Are you able to quote each entry exactly as written?

= Data for this task =
▼▼▼

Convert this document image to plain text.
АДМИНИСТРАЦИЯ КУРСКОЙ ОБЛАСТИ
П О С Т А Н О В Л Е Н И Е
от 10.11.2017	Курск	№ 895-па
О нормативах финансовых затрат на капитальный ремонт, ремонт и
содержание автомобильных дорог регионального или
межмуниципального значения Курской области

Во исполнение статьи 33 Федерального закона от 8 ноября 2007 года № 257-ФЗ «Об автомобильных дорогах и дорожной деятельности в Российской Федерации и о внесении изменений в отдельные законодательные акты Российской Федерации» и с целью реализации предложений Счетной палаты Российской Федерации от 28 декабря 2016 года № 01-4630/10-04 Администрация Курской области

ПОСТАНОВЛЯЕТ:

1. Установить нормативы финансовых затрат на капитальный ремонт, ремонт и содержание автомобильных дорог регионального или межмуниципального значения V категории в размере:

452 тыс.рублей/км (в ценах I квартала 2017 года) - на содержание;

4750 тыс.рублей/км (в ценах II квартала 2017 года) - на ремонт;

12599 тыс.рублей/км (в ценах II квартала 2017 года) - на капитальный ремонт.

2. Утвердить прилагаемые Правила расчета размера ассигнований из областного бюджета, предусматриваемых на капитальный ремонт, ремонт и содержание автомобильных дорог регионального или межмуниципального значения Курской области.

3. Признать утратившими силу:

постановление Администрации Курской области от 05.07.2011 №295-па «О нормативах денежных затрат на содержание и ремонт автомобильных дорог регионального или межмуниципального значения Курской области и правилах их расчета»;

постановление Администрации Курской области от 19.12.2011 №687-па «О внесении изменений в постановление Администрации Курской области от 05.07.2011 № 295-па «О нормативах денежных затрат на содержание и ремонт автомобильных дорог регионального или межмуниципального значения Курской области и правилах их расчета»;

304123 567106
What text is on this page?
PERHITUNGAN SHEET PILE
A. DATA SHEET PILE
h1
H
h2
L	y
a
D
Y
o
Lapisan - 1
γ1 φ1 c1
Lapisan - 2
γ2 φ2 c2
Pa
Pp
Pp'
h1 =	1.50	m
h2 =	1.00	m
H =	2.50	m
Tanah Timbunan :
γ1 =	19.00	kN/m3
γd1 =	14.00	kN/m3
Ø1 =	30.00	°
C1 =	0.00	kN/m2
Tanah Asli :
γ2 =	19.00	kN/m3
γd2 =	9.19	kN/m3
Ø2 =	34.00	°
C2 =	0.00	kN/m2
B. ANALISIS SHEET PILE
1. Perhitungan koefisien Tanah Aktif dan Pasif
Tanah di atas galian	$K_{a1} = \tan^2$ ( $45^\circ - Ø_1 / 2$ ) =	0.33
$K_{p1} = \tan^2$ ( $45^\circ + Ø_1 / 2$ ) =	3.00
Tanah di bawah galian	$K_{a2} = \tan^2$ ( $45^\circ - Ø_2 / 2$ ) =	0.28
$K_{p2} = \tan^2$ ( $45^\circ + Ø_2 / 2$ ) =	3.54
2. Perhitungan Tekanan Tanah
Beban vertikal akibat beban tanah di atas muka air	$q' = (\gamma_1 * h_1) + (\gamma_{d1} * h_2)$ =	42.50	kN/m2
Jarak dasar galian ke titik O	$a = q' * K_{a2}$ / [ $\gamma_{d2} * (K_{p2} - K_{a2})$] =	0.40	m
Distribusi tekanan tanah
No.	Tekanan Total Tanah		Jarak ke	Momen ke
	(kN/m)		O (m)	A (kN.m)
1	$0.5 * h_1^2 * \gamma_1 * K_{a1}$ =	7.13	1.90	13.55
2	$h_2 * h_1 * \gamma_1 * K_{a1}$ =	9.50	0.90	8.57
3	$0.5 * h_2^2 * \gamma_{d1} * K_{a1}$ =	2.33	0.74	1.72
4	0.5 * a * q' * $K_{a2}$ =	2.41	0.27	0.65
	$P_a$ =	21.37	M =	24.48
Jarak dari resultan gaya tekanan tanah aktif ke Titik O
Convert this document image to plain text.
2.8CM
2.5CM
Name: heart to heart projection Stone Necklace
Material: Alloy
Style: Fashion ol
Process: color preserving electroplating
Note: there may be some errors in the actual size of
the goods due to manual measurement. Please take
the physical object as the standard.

▲▲▲

= Written response =
Convert this document image to plain text.
АДМИНИСТРАЦИЯ КУРСКОЙ ОБЛАСТИ
П О С Т А Н О В Л Е Н И Е
от 10.11.2017	Курск	№ 895-па
О нормативах финансовых затрат на капитальный ремонт, ремонт и
содержание автомобильных дорог регионального или
межмуниципального значения Курской области

Во исполнение статьи 33 Федерального закона от 8 ноября 2007 года № 257-ФЗ «Об автомобильных дорогах и дорожной деятельности в Российской Федерации и о внесении изменений в отдельные законодательные акты Российской Федерации» и с целью реализации предложений Счетной палаты Российской Федерации от 28 декабря 2016 года № 01-4630/10-04 Администрация Курской области

ПОСТАНОВЛЯЕТ:

1. Установить нормативы финансовых затрат на капитальный ремонт, ремонт и содержание автомобильных дорог регионального или межмуниципального значения V категории в размере:

452 тыс.рублей/км (в ценах I квартала 2017 года) - на содержание;

4750 тыс.рублей/км (в ценах II квартала 2017 года) - на ремонт;

12599 тыс.рублей/км (в ценах II квартала 2017 года) - на капитальный ремонт.

2. Утвердить прилагаемые Правила расчета размера ассигнований из областного бюджета, предусматриваемых на капитальный ремонт, ремонт и содержание автомобильных дорог регионального или межмуниципального значения Курской области.

3. Признать утратившими силу:

постановление Администрации Курской области от 05.07.2011 №295-па «О нормативах денежных затрат на содержание и ремонт автомобильных дорог регионального или межмуниципального значения Курской области и правилах их расчета»;

постановление Администрации Курской области от 19.12.2011 №687-па «О внесении изменений в постановление Администрации Курской области от 05.07.2011 № 295-па «О нормативах денежных затрат на содержание и ремонт автомобильных дорог регионального или межмуниципального значения Курской области и правилах их расчета»;

304123 567106
What text is on this page?
PERHITUNGAN SHEET PILE
A. DATA SHEET PILE
h1
H
h2
L	y
a
D
Y
o
Lapisan - 1
γ1 φ1 c1
Lapisan - 2
γ2 φ2 c2
Pa
Pp
Pp'
h1 =	1.50	m
h2 =	1.00	m
H =	2.50	m
Tanah Timbunan :
γ1 =	19.00	kN/m3
γd1 =	14.00	kN/m3
Ø1 =	30.00	°
C1 =	0.00	kN/m2
Tanah Asli :
γ2 =	19.00	kN/m3
γd2 =	9.19	kN/m3
Ø2 =	34.00	°
C2 =	0.00	kN/m2
B. ANALISIS SHEET PILE
1. Perhitungan koefisien Tanah Aktif dan Pasif
Tanah di atas galian	$K_{a1} = \tan^2$ ( $45^\circ - Ø_1 / 2$ ) =	0.33
$K_{p1} = \tan^2$ ( $45^\circ + Ø_1 / 2$ ) =	3.00
Tanah di bawah galian	$K_{a2} = \tan^2$ ( $45^\circ - Ø_2 / 2$ ) =	0.28
$K_{p2} = \tan^2$ ( $45^\circ + Ø_2 / 2$ ) =	3.54
2. Perhitungan Tekanan Tanah
Beban vertikal akibat beban tanah di atas muka air	$q' = (\gamma_1 * h_1) + (\gamma_{d1} * h_2)$ =	42.50	kN/m2
Jarak dasar galian ke titik O	$a = q' * K_{a2}$ / [ $\gamma_{d2} * (K_{p2} - K_{a2})$] =	0.40	m
Distribusi tekanan tanah
No.	Tekanan Total Tanah		Jarak ke	Momen ke
	(kN/m)		O (m)	A (kN.m)
1	$0.5 * h_1^2 * \gamma_1 * K_{a1}$ =	7.13	1.90	13.55
2	$h_2 * h_1 * \gamma_1 * K_{a1}$ =	9.50	0.90	8.57
3	$0.5 * h_2^2 * \gamma_{d1} * K_{a1}$ =	2.33	0.74	1.72
4	0.5 * a * q' * $K_{a2}$ =	2.41	0.27	0.65
	$P_a$ =	21.37	M =	24.48
Jarak dari resultan gaya tekanan tanah aktif ke Titik O
Convert this document image to plain text.
2.8CM
2.5CM
Name: heart to heart projection Stone Necklace
Material: Alloy
Style: Fashion ol
Process: color preserving electroplating
Note: there may be some errors in the actual size of
the goods due to manual measurement. Please take
the physical object as the standard.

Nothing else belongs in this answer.